- Required work:
Pictures in the records should not be copied, but every other part must be repeated exactly.

- Data provided:
============================================================
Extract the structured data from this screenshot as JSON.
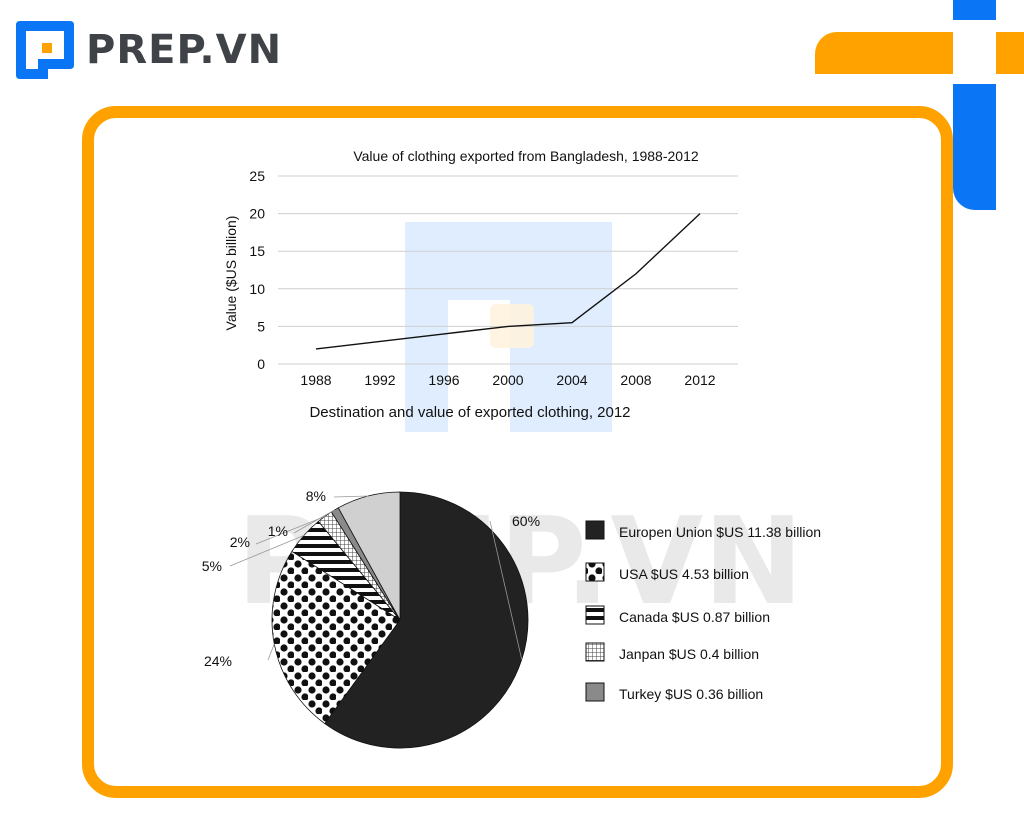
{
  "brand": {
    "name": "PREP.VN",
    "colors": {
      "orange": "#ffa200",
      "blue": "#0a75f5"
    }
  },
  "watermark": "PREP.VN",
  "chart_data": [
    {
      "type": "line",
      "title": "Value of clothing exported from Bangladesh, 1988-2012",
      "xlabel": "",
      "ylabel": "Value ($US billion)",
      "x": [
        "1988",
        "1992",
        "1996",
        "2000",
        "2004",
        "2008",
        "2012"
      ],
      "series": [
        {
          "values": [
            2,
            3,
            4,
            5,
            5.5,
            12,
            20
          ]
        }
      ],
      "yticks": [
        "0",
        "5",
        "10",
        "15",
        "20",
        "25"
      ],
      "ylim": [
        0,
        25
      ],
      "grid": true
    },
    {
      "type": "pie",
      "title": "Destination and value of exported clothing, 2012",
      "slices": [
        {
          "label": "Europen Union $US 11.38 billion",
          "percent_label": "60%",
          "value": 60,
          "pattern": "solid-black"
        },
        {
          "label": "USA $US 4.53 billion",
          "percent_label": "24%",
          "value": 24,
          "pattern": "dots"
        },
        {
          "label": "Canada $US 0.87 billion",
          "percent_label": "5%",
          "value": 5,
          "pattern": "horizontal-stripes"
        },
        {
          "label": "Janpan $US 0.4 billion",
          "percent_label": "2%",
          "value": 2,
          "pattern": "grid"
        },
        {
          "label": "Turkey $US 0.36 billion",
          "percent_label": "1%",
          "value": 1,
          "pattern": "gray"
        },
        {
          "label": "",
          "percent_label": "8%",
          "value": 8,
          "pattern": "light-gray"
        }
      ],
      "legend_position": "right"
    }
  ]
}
============================================================
- Task solution:
Extract the structured data from this screenshot as JSON.
{
  "brand": {
    "name": "PREP.VN",
    "colors": {
      "orange": "#ffa200",
      "blue": "#0a75f5"
    }
  },
  "watermark": "PREP.VN",
  "chart_data": [
    {
      "type": "line",
      "title": "Value of clothing exported from Bangladesh, 1988-2012",
      "xlabel": "",
      "ylabel": "Value ($US billion)",
      "x": [
        "1988",
        "1992",
        "1996",
        "2000",
        "2004",
        "2008",
        "2012"
      ],
      "series": [
        {
          "values": [
            2,
            3,
            4,
            5,
            5.5,
            12,
            20
          ]
        }
      ],
      "yticks": [
        "0",
        "5",
        "10",
        "15",
        "20",
        "25"
      ],
      "ylim": [
        0,
        25
      ],
      "grid": true
    },
    {
      "type": "pie",
      "title": "Destination and value of exported clothing, 2012",
      "slices": [
        {
          "label": "Europen Union $US 11.38 billion",
          "percent_label": "60%",
          "value": 60,
          "pattern": "solid-black"
        },
        {
          "label": "USA $US 4.53 billion",
          "percent_label": "24%",
          "value": 24,
          "pattern": "dots"
        },
        {
          "label": "Canada $US 0.87 billion",
          "percent_label": "5%",
          "value": 5,
          "pattern": "horizontal-stripes"
        },
        {
          "label": "Janpan $US 0.4 billion",
          "percent_label": "2%",
          "value": 2,
          "pattern": "grid"
        },
        {
          "label": "Turkey $US 0.36 billion",
          "percent_label": "1%",
          "value": 1,
          "pattern": "gray"
        },
        {
          "label": "",
          "percent_label": "8%",
          "value": 8,
          "pattern": "light-gray"
        }
      ],
      "legend_position": "right"
    }
  ]
}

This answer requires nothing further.